#### Directions:
Transcribe every line of the listing below without any deviation.

##### Data provided #####

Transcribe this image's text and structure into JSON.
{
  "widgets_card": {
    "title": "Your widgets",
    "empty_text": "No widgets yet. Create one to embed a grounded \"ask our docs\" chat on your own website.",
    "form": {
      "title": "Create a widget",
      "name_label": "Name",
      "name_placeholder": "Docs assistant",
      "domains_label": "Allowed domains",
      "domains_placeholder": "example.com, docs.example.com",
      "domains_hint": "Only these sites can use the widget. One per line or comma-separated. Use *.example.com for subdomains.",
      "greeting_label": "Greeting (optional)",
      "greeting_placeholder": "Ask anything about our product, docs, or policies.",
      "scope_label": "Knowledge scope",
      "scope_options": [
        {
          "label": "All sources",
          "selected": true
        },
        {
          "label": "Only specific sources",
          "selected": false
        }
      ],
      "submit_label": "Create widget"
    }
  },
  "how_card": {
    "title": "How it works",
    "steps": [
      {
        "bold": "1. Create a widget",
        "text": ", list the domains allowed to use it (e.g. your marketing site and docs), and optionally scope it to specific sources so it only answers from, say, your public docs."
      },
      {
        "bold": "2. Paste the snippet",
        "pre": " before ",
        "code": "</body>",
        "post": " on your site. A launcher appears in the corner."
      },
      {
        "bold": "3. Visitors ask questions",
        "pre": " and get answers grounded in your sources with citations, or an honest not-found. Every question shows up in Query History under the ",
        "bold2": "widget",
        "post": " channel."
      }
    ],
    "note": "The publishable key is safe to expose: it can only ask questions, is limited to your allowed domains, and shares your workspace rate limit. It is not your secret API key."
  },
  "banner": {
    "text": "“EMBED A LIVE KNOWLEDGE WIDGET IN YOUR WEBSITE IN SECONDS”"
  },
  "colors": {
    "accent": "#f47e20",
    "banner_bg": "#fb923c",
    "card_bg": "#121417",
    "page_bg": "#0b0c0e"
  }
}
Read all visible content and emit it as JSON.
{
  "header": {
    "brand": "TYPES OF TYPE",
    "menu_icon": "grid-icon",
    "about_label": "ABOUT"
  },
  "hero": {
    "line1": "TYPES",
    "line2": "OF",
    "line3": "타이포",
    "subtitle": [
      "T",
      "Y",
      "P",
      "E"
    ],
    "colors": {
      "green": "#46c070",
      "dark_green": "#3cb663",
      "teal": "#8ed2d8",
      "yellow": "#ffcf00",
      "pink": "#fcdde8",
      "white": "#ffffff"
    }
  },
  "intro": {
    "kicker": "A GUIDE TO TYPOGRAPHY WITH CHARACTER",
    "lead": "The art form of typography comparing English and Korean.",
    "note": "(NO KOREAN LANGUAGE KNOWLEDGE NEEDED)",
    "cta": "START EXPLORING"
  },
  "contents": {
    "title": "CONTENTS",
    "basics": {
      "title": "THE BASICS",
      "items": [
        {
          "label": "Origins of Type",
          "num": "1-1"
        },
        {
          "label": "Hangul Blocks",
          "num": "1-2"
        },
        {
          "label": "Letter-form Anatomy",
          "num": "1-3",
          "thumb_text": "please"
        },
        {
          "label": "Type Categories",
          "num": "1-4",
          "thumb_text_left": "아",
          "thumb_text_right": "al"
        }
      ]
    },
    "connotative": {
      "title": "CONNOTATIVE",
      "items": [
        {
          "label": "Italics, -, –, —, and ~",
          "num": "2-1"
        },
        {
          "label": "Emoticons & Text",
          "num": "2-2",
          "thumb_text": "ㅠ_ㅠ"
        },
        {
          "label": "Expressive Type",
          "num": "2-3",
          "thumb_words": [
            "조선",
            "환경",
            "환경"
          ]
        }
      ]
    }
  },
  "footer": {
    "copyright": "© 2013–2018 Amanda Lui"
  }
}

#####

#### Solution to the problem:
Transcribe this image's text and structure into JSON.
{
  "widgets_card": {
    "title": "Your widgets",
    "empty_text": "No widgets yet. Create one to embed a grounded \"ask our docs\" chat on your own website.",
    "form": {
      "title": "Create a widget",
      "name_label": "Name",
      "name_placeholder": "Docs assistant",
      "domains_label": "Allowed domains",
      "domains_placeholder": "example.com, docs.example.com",
      "domains_hint": "Only these sites can use the widget. One per line or comma-separated. Use *.example.com for subdomains.",
      "greeting_label": "Greeting (optional)",
      "greeting_placeholder": "Ask anything about our product, docs, or policies.",
      "scope_label": "Knowledge scope",
      "scope_options": [
        {
          "label": "All sources",
          "selected": true
        },
        {
          "label": "Only specific sources",
          "selected": false
        }
      ],
      "submit_label": "Create widget"
    }
  },
  "how_card": {
    "title": "How it works",
    "steps": [
      {
        "bold": "1. Create a widget",
        "text": ", list the domains allowed to use it (e.g. your marketing site and docs), and optionally scope it to specific sources so it only answers from, say, your public docs."
      },
      {
        "bold": "2. Paste the snippet",
        "pre": " before ",
        "code": "</body>",
        "post": " on your site. A launcher appears in the corner."
      },
      {
        "bold": "3. Visitors ask questions",
        "pre": " and get answers grounded in your sources with citations, or an honest not-found. Every question shows up in Query History under the ",
        "bold2": "widget",
        "post": " channel."
      }
    ],
    "note": "The publishable key is safe to expose: it can only ask questions, is limited to your allowed domains, and shares your workspace rate limit. It is not your secret API key."
  },
  "banner": {
    "text": "“EMBED A LIVE KNOWLEDGE WIDGET IN YOUR WEBSITE IN SECONDS”"
  },
  "colors": {
    "accent": "#f47e20",
    "banner_bg": "#fb923c",
    "card_bg": "#121417",
    "page_bg": "#0b0c0e"
  }
}
Read all visible content and emit it as JSON.
{
  "header": {
    "brand": "TYPES OF TYPE",
    "menu_icon": "grid-icon",
    "about_label": "ABOUT"
  },
  "hero": {
    "line1": "TYPES",
    "line2": "OF",
    "line3": "타이포",
    "subtitle": [
      "T",
      "Y",
      "P",
      "E"
    ],
    "colors": {
      "green": "#46c070",
      "dark_green": "#3cb663",
      "teal": "#8ed2d8",
      "yellow": "#ffcf00",
      "pink": "#fcdde8",
      "white": "#ffffff"
    }
  },
  "intro": {
    "kicker": "A GUIDE TO TYPOGRAPHY WITH CHARACTER",
    "lead": "The art form of typography comparing English and Korean.",
    "note": "(NO KOREAN LANGUAGE KNOWLEDGE NEEDED)",
    "cta": "START EXPLORING"
  },
  "contents": {
    "title": "CONTENTS",
    "basics": {
      "title": "THE BASICS",
      "items": [
        {
          "label": "Origins of Type",
          "num": "1-1"
        },
        {
          "label": "Hangul Blocks",
          "num": "1-2"
        },
        {
          "label": "Letter-form Anatomy",
          "num": "1-3",
          "thumb_text": "please"
        },
        {
          "label": "Type Categories",
          "num": "1-4",
          "thumb_text_left": "아",
          "thumb_text_right": "al"
        }
      ]
    },
    "connotative": {
      "title": "CONNOTATIVE",
      "items": [
        {
          "label": "Italics, -, –, —, and ~",
          "num": "2-1"
        },
        {
          "label": "Emoticons & Text",
          "num": "2-2",
          "thumb_text": "ㅠ_ㅠ"
        },
        {
          "label": "Expressive Type",
          "num": "2-3",
          "thumb_words": [
            "조선",
            "환경",
            "환경"
          ]
        }
      ]
    }
  },
  "footer": {
    "copyright": "© 2013–2018 Amanda Lui"
  }
}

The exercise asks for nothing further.